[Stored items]

>> Start

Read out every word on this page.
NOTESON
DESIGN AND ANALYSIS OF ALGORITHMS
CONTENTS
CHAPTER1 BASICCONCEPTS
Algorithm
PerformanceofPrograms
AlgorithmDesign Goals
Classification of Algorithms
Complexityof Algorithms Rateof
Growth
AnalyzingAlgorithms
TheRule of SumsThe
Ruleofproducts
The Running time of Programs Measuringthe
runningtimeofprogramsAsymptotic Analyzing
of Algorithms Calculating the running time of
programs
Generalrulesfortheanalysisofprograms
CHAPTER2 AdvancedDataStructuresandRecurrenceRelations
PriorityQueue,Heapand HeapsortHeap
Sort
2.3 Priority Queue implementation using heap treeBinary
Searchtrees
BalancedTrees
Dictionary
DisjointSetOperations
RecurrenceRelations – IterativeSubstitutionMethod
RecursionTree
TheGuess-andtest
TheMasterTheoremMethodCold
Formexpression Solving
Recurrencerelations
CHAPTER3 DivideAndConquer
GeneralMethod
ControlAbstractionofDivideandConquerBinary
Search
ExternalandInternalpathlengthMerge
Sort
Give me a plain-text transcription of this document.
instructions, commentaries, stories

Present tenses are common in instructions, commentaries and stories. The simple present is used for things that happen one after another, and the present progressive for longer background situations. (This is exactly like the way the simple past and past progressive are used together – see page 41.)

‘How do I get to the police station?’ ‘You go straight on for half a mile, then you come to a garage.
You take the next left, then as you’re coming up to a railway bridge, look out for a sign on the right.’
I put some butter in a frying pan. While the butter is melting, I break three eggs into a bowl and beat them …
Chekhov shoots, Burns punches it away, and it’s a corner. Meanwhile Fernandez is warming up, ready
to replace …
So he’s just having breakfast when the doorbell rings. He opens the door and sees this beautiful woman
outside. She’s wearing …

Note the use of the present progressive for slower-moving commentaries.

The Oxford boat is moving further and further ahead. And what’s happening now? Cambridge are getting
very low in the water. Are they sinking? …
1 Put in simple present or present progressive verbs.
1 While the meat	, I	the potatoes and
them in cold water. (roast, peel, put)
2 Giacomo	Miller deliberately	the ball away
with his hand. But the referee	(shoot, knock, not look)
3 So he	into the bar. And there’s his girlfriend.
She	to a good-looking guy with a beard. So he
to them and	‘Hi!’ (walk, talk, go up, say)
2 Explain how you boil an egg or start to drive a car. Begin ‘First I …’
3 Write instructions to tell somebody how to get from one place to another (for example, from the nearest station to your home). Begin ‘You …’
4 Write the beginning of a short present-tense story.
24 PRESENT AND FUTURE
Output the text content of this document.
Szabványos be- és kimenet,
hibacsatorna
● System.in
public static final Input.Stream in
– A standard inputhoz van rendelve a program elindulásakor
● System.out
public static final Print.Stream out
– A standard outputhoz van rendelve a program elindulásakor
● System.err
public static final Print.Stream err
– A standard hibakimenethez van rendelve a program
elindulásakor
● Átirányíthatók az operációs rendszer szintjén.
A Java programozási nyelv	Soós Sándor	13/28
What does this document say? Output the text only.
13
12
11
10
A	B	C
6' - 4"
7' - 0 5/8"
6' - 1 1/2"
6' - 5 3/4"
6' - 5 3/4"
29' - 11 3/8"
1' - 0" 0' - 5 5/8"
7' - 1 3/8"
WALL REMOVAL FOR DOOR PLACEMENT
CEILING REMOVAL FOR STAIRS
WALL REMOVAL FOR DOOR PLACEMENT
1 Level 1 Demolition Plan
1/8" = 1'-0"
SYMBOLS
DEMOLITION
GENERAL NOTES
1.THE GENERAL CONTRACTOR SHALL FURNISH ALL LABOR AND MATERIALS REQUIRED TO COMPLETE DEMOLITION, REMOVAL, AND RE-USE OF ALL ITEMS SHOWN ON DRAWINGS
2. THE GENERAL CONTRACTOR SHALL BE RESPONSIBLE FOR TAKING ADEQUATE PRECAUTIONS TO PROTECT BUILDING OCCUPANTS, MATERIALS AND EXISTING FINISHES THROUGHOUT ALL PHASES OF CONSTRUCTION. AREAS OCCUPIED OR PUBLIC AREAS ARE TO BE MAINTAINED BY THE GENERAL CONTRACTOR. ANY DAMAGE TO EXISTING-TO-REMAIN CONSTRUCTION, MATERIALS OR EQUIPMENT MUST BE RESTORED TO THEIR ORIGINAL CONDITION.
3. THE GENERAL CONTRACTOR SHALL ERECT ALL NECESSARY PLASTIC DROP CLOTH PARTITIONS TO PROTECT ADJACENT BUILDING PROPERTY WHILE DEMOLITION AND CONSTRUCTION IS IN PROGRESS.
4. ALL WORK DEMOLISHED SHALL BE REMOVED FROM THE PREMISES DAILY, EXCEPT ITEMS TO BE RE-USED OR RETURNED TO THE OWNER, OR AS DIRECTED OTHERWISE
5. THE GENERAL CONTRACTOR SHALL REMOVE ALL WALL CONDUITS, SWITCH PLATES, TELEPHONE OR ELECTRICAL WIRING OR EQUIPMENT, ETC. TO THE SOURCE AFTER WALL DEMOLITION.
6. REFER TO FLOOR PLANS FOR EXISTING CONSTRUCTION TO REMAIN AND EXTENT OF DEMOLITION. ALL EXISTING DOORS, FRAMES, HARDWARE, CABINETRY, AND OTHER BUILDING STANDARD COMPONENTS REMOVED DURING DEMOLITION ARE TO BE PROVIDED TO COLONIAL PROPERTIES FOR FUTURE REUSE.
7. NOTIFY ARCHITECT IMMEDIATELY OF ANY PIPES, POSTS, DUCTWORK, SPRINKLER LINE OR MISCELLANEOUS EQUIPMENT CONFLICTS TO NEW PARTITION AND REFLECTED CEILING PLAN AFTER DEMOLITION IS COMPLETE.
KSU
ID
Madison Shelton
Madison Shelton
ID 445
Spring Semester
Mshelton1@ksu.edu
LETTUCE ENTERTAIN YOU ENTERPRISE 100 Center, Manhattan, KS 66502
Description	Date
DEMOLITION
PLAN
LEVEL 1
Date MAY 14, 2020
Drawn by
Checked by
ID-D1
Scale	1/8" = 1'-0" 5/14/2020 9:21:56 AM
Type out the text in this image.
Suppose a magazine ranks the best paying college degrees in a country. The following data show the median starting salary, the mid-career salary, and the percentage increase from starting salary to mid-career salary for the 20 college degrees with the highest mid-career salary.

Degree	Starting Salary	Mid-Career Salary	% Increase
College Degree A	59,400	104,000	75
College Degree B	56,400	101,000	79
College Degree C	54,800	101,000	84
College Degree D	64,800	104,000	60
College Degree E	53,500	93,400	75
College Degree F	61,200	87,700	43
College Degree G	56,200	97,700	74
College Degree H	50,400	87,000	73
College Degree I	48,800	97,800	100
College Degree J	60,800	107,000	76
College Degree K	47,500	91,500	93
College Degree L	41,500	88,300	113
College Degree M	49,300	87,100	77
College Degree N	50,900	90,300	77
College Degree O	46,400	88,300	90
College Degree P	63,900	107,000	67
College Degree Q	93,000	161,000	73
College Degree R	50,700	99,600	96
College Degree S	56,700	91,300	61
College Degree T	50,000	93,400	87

>> End

TASK GOAL: Repeat every entry exactly, please.

OUTPUT FOR THIS TASK:
Read out every word on this page.
NOTESON
DESIGN AND ANALYSIS OF ALGORITHMS
CONTENTS
CHAPTER1 BASICCONCEPTS
Algorithm
PerformanceofPrograms
AlgorithmDesign Goals
Classification of Algorithms
Complexityof Algorithms Rateof
Growth
AnalyzingAlgorithms
TheRule of SumsThe
Ruleofproducts
The Running time of Programs Measuringthe
runningtimeofprogramsAsymptotic Analyzing
of Algorithms Calculating the running time of
programs
Generalrulesfortheanalysisofprograms
CHAPTER2 AdvancedDataStructuresandRecurrenceRelations
PriorityQueue,Heapand HeapsortHeap
Sort
2.3 Priority Queue implementation using heap treeBinary
Searchtrees
BalancedTrees
Dictionary
DisjointSetOperations
RecurrenceRelations – IterativeSubstitutionMethod
RecursionTree
TheGuess-andtest
TheMasterTheoremMethodCold
Formexpression Solving
Recurrencerelations
CHAPTER3 DivideAndConquer
GeneralMethod
ControlAbstractionofDivideandConquerBinary
Search
ExternalandInternalpathlengthMerge
Sort
Give me a plain-text transcription of this document.
instructions, commentaries, stories

Present tenses are common in instructions, commentaries and stories. The simple present is used for things that happen one after another, and the present progressive for longer background situations. (This is exactly like the way the simple past and past progressive are used together – see page 41.)

‘How do I get to the police station?’ ‘You go straight on for half a mile, then you come to a garage.
You take the next left, then as you’re coming up to a railway bridge, look out for a sign on the right.’
I put some butter in a frying pan. While the butter is melting, I break three eggs into a bowl and beat them …
Chekhov shoots, Burns punches it away, and it’s a corner. Meanwhile Fernandez is warming up, ready
to replace …
So he’s just having breakfast when the doorbell rings. He opens the door and sees this beautiful woman
outside. She’s wearing …

Note the use of the present progressive for slower-moving commentaries.

The Oxford boat is moving further and further ahead. And what’s happening now? Cambridge are getting
very low in the water. Are they sinking? …
1 Put in simple present or present progressive verbs.
1 While the meat	, I	the potatoes and
them in cold water. (roast, peel, put)
2 Giacomo	Miller deliberately	the ball away
with his hand. But the referee	(shoot, knock, not look)
3 So he	into the bar. And there’s his girlfriend.
She	to a good-looking guy with a beard. So he
to them and	‘Hi!’ (walk, talk, go up, say)
2 Explain how you boil an egg or start to drive a car. Begin ‘First I …’
3 Write instructions to tell somebody how to get from one place to another (for example, from the nearest station to your home). Begin ‘You …’
4 Write the beginning of a short present-tense story.
24 PRESENT AND FUTURE
Output the text content of this document.
Szabványos be- és kimenet,
hibacsatorna
● System.in
public static final Input.Stream in
– A standard inputhoz van rendelve a program elindulásakor
● System.out
public static final Print.Stream out
– A standard outputhoz van rendelve a program elindulásakor
● System.err
public static final Print.Stream err
– A standard hibakimenethez van rendelve a program
elindulásakor
● Átirányíthatók az operációs rendszer szintjén.
A Java programozási nyelv	Soós Sándor	13/28
What does this document say? Output the text only.
13
12
11
10
A	B	C
6' - 4"
7' - 0 5/8"
6' - 1 1/2"
6' - 5 3/4"
6' - 5 3/4"
29' - 11 3/8"
1' - 0" 0' - 5 5/8"
7' - 1 3/8"
WALL REMOVAL FOR DOOR PLACEMENT
CEILING REMOVAL FOR STAIRS
WALL REMOVAL FOR DOOR PLACEMENT
1 Level 1 Demolition Plan
1/8" = 1'-0"
SYMBOLS
DEMOLITION
GENERAL NOTES
1.THE GENERAL CONTRACTOR SHALL FURNISH ALL LABOR AND MATERIALS REQUIRED TO COMPLETE DEMOLITION, REMOVAL, AND RE-USE OF ALL ITEMS SHOWN ON DRAWINGS
2. THE GENERAL CONTRACTOR SHALL BE RESPONSIBLE FOR TAKING ADEQUATE PRECAUTIONS TO PROTECT BUILDING OCCUPANTS, MATERIALS AND EXISTING FINISHES THROUGHOUT ALL PHASES OF CONSTRUCTION. AREAS OCCUPIED OR PUBLIC AREAS ARE TO BE MAINTAINED BY THE GENERAL CONTRACTOR. ANY DAMAGE TO EXISTING-TO-REMAIN CONSTRUCTION, MATERIALS OR EQUIPMENT MUST BE RESTORED TO THEIR ORIGINAL CONDITION.
3. THE GENERAL CONTRACTOR SHALL ERECT ALL NECESSARY PLASTIC DROP CLOTH PARTITIONS TO PROTECT ADJACENT BUILDING PROPERTY WHILE DEMOLITION AND CONSTRUCTION IS IN PROGRESS.
4. ALL WORK DEMOLISHED SHALL BE REMOVED FROM THE PREMISES DAILY, EXCEPT ITEMS TO BE RE-USED OR RETURNED TO THE OWNER, OR AS DIRECTED OTHERWISE
5. THE GENERAL CONTRACTOR SHALL REMOVE ALL WALL CONDUITS, SWITCH PLATES, TELEPHONE OR ELECTRICAL WIRING OR EQUIPMENT, ETC. TO THE SOURCE AFTER WALL DEMOLITION.
6. REFER TO FLOOR PLANS FOR EXISTING CONSTRUCTION TO REMAIN AND EXTENT OF DEMOLITION. ALL EXISTING DOORS, FRAMES, HARDWARE, CABINETRY, AND OTHER BUILDING STANDARD COMPONENTS REMOVED DURING DEMOLITION ARE TO BE PROVIDED TO COLONIAL PROPERTIES FOR FUTURE REUSE.
7. NOTIFY ARCHITECT IMMEDIATELY OF ANY PIPES, POSTS, DUCTWORK, SPRINKLER LINE OR MISCELLANEOUS EQUIPMENT CONFLICTS TO NEW PARTITION AND REFLECTED CEILING PLAN AFTER DEMOLITION IS COMPLETE.
KSU
ID
Madison Shelton
Madison Shelton
ID 445
Spring Semester
Mshelton1@ksu.edu
LETTUCE ENTERTAIN YOU ENTERPRISE 100 Center, Manhattan, KS 66502
Description	Date
DEMOLITION
PLAN
LEVEL 1
Date MAY 14, 2020
Drawn by
Checked by
ID-D1
Scale	1/8" = 1'-0" 5/14/2020 9:21:56 AM
Type out the text in this image.
Suppose a magazine ranks the best paying college degrees in a country. The following data show the median starting salary, the mid-career salary, and the percentage increase from starting salary to mid-career salary for the 20 college degrees with the highest mid-career salary.

Degree	Starting Salary	Mid-Career Salary	% Increase
College Degree A	59,400	104,000	75
College Degree B	56,400	101,000	79
College Degree C	54,800	101,000	84
College Degree D	64,800	104,000	60
College Degree E	53,500	93,400	75
College Degree F	61,200	87,700	43
College Degree G	56,200	97,700	74
College Degree H	50,400	87,000	73
College Degree I	48,800	97,800	100
College Degree J	60,800	107,000	76
College Degree K	47,500	91,500	93
College Degree L	41,500	88,300	113
College Degree M	49,300	87,100	77
College Degree N	50,900	90,300	77
College Degree O	46,400	88,300	90
College Degree P	63,900	107,000	67
College Degree Q	93,000	161,000	73
College Degree R	50,700	99,600	96
College Degree S	56,700	91,300	61
College Degree T	50,000	93,400	87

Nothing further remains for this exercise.